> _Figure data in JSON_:
* * * * *
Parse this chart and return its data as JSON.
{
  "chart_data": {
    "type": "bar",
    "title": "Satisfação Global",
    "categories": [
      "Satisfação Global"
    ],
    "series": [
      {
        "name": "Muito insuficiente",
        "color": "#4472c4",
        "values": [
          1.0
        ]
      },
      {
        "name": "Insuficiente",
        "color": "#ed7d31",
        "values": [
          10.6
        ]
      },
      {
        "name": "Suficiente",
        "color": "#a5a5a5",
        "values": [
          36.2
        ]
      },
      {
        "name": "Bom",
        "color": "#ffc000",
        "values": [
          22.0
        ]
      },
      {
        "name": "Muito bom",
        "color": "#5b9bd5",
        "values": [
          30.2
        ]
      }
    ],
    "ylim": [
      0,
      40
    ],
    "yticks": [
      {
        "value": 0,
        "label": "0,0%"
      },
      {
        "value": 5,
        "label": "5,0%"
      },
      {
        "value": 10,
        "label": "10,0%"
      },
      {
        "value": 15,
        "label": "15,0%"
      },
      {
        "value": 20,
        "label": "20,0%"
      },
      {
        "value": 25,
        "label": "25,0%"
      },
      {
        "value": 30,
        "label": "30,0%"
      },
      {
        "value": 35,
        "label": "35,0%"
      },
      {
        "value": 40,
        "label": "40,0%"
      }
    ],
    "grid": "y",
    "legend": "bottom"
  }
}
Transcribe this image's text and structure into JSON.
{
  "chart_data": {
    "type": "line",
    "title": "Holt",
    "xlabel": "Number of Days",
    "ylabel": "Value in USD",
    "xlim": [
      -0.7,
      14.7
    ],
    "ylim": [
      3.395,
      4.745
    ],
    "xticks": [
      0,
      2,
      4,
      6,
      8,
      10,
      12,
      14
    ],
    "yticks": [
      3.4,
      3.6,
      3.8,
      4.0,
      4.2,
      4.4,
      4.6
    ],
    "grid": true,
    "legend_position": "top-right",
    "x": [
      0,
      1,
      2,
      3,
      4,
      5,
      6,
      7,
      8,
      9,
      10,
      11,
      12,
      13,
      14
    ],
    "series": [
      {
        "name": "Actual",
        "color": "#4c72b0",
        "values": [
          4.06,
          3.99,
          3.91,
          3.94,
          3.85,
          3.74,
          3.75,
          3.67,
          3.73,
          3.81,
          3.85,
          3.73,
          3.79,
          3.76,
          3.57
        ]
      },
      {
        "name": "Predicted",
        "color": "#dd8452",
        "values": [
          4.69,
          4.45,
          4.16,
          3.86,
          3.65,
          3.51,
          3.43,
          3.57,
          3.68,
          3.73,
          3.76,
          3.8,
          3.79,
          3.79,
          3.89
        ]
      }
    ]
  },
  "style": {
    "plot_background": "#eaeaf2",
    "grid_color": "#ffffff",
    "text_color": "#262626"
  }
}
* * * * *
> _Challenge_: Copy out each record, keeping every word as it is.

> _Task answer_:
Parse this chart and return its data as JSON.
{
  "chart_data": {
    "type": "bar",
    "title": "Satisfação Global",
    "categories": [
      "Satisfação Global"
    ],
    "series": [
      {
        "name": "Muito insuficiente",
        "color": "#4472c4",
        "values": [
          1.0
        ]
      },
      {
        "name": "Insuficiente",
        "color": "#ed7d31",
        "values": [
          10.6
        ]
      },
      {
        "name": "Suficiente",
        "color": "#a5a5a5",
        "values": [
          36.2
        ]
      },
      {
        "name": "Bom",
        "color": "#ffc000",
        "values": [
          22.0
        ]
      },
      {
        "name": "Muito bom",
        "color": "#5b9bd5",
        "values": [
          30.2
        ]
      }
    ],
    "ylim": [
      0,
      40
    ],
    "yticks": [
      {
        "value": 0,
        "label": "0,0%"
      },
      {
        "value": 5,
        "label": "5,0%"
      },
      {
        "value": 10,
        "label": "10,0%"
      },
      {
        "value": 15,
        "label": "15,0%"
      },
      {
        "value": 20,
        "label": "20,0%"
      },
      {
        "value": 25,
        "label": "25,0%"
      },
      {
        "value": 30,
        "label": "30,0%"
      },
      {
        "value": 35,
        "label": "35,0%"
      },
      {
        "value": 40,
        "label": "40,0%"
      }
    ],
    "grid": "y",
    "legend": "bottom"
  }
}
Transcribe this image's text and structure into JSON.
{
  "chart_data": {
    "type": "line",
    "title": "Holt",
    "xlabel": "Number of Days",
    "ylabel": "Value in USD",
    "xlim": [
      -0.7,
      14.7
    ],
    "ylim": [
      3.395,
      4.745
    ],
    "xticks": [
      0,
      2,
      4,
      6,
      8,
      10,
      12,
      14
    ],
    "yticks": [
      3.4,
      3.6,
      3.8,
      4.0,
      4.2,
      4.4,
      4.6
    ],
    "grid": true,
    "legend_position": "top-right",
    "x": [
      0,
      1,
      2,
      3,
      4,
      5,
      6,
      7,
      8,
      9,
      10,
      11,
      12,
      13,
      14
    ],
    "series": [
      {
        "name": "Actual",
        "color": "#4c72b0",
        "values": [
          4.06,
          3.99,
          3.91,
          3.94,
          3.85,
          3.74,
          3.75,
          3.67,
          3.73,
          3.81,
          3.85,
          3.73,
          3.79,
          3.76,
          3.57
        ]
      },
      {
        "name": "Predicted",
        "color": "#dd8452",
        "values": [
          4.69,
          4.45,
          4.16,
          3.86,
          3.65,
          3.51,
          3.43,
          3.57,
          3.68,
          3.73,
          3.76,
          3.8,
          3.79,
          3.79,
          3.89
        ]
      }
    ]
  },
  "style": {
    "plot_background": "#eaeaf2",
    "grid_color": "#ffffff",
    "text_color": "#262626"
  }
}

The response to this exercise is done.